▶ _Figure record listings_:

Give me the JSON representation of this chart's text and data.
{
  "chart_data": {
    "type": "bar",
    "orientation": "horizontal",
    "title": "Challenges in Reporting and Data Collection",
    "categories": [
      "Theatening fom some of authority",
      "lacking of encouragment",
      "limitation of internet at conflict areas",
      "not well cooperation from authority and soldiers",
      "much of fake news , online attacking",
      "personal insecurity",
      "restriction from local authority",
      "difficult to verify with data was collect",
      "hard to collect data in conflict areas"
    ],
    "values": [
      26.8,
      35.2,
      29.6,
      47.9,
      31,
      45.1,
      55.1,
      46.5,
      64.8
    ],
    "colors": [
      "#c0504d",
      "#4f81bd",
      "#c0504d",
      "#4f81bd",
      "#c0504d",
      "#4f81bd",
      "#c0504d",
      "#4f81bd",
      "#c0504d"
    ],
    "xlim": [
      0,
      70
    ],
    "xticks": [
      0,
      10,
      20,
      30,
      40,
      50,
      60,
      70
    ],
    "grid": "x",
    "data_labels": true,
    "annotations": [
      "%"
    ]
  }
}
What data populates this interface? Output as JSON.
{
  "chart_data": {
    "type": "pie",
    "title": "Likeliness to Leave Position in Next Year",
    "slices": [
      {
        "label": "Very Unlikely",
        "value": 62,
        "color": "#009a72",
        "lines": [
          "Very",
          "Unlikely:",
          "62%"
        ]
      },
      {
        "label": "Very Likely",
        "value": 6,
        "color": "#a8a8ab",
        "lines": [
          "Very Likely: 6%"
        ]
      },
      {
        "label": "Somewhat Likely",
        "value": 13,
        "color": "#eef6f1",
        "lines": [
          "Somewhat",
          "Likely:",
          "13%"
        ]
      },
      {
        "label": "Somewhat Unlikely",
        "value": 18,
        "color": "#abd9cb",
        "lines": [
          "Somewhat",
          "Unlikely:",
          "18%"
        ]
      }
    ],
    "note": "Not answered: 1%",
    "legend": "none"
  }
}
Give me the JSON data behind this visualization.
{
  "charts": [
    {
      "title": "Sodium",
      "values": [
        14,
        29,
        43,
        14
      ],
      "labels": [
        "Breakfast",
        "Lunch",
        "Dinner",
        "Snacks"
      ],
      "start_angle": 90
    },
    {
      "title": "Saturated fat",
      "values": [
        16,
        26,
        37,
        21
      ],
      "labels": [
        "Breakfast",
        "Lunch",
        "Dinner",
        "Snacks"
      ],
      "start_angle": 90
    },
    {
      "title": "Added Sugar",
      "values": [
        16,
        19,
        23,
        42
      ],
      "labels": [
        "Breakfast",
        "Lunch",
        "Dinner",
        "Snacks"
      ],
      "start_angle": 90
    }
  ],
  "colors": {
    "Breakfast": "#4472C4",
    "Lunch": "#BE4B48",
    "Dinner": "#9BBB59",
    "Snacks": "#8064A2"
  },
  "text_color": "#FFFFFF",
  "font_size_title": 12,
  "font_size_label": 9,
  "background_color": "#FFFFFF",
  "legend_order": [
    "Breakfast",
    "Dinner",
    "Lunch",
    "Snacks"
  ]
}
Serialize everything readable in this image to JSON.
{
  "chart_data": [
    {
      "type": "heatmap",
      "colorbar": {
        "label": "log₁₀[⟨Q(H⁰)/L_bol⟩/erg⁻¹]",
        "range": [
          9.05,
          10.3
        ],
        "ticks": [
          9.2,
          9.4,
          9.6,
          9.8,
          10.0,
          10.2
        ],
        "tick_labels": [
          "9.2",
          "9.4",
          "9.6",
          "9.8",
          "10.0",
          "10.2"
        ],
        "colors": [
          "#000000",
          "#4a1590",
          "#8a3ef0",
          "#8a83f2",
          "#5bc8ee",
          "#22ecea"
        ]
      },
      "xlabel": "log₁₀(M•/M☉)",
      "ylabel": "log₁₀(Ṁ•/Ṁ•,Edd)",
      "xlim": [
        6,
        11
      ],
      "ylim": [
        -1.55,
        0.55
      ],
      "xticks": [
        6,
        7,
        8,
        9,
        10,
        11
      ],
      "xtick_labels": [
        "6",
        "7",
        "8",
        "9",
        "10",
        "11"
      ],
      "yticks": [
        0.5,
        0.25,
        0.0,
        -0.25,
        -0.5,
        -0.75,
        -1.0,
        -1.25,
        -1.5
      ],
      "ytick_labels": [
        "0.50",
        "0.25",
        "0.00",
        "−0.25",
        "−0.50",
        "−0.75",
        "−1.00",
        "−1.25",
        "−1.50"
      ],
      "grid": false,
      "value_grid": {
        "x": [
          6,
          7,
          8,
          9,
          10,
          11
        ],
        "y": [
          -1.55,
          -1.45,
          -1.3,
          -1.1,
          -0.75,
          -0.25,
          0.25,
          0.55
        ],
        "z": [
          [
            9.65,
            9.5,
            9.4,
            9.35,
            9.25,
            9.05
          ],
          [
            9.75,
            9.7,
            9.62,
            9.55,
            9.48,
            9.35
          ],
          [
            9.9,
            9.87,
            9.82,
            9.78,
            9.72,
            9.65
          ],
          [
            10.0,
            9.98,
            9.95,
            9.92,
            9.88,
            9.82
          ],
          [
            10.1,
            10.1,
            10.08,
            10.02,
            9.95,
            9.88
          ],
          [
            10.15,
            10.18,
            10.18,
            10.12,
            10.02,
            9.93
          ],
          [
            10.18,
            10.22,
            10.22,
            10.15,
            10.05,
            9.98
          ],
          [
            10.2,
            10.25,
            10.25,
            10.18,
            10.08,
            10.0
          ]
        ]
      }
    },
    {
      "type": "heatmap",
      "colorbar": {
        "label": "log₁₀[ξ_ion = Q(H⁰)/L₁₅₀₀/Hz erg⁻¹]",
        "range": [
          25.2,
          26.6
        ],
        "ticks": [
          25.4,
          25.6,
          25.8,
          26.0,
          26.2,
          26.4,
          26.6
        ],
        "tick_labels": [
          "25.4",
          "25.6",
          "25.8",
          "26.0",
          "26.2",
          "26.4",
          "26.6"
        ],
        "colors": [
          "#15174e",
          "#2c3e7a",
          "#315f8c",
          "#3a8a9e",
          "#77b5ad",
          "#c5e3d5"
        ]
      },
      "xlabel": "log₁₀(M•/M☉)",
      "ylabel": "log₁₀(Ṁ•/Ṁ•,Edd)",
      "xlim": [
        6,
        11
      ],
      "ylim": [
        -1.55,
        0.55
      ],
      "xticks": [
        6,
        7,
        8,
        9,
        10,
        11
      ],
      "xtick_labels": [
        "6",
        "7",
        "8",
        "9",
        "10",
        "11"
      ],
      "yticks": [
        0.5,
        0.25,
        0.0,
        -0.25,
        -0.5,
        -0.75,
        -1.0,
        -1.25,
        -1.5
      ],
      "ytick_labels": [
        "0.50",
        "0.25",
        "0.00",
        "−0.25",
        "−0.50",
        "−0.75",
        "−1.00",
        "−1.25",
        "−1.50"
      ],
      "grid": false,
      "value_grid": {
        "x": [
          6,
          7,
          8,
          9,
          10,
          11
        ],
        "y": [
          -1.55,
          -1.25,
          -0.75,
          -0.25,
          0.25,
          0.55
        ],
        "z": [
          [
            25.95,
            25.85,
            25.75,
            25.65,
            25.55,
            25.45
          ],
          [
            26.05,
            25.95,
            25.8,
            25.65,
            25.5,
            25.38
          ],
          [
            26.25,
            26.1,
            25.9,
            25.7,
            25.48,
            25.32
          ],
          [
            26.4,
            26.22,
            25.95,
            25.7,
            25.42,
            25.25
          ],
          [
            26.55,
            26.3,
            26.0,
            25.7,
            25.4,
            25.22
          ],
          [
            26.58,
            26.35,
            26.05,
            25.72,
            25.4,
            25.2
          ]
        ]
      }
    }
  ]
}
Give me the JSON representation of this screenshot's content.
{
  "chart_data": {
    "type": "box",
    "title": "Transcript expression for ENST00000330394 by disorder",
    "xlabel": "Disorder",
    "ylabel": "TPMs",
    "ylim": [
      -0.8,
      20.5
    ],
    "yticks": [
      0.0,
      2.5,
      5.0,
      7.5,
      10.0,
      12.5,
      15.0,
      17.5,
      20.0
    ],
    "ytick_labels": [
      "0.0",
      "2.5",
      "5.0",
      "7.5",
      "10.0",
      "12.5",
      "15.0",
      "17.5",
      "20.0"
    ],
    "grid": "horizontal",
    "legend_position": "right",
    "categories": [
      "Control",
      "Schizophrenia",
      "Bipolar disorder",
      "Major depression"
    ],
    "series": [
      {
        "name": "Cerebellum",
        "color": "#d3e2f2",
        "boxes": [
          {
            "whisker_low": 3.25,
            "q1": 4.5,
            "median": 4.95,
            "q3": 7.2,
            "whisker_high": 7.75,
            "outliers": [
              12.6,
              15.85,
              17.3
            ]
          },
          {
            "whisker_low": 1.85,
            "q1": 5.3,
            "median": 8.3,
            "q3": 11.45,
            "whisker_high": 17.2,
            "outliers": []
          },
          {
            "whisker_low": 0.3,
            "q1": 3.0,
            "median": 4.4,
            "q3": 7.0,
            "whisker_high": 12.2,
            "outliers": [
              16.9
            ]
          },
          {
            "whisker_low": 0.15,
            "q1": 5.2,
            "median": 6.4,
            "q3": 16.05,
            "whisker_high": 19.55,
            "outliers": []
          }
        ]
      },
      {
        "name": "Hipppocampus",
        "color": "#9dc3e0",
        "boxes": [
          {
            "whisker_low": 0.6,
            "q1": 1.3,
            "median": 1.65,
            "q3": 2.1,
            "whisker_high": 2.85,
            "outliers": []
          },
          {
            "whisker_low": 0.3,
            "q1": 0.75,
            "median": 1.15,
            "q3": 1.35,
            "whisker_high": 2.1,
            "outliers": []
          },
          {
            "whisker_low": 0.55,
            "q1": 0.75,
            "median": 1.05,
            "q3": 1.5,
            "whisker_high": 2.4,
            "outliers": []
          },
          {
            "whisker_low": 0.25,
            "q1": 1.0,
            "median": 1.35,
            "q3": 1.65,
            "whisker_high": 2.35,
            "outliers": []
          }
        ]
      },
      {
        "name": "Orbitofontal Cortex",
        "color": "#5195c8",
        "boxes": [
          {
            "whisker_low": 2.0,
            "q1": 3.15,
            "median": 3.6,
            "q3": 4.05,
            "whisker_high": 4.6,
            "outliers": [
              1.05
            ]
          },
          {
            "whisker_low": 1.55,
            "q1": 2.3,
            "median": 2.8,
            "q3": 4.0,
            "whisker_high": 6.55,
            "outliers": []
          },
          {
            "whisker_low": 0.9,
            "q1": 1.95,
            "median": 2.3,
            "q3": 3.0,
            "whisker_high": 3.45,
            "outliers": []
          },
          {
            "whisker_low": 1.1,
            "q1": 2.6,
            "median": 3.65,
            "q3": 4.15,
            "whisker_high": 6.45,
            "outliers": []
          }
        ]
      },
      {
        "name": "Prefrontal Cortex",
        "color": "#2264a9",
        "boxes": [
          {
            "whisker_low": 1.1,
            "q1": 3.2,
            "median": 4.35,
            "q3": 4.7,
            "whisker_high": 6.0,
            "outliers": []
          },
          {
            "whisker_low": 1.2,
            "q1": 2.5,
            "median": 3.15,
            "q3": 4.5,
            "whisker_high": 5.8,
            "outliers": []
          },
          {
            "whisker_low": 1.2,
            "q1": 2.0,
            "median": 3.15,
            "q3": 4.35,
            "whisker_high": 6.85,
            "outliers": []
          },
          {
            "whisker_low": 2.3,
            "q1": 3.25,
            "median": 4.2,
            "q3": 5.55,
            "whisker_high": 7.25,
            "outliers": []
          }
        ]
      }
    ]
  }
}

▶ _EXERCISE REQUIREMENTS_:
From the material above, gather all lines that include the string "horizontal" and copy them.

▶ _WORKED SOLUTION_:
    "orientation": "horizontal",
    "grid": "horizontal",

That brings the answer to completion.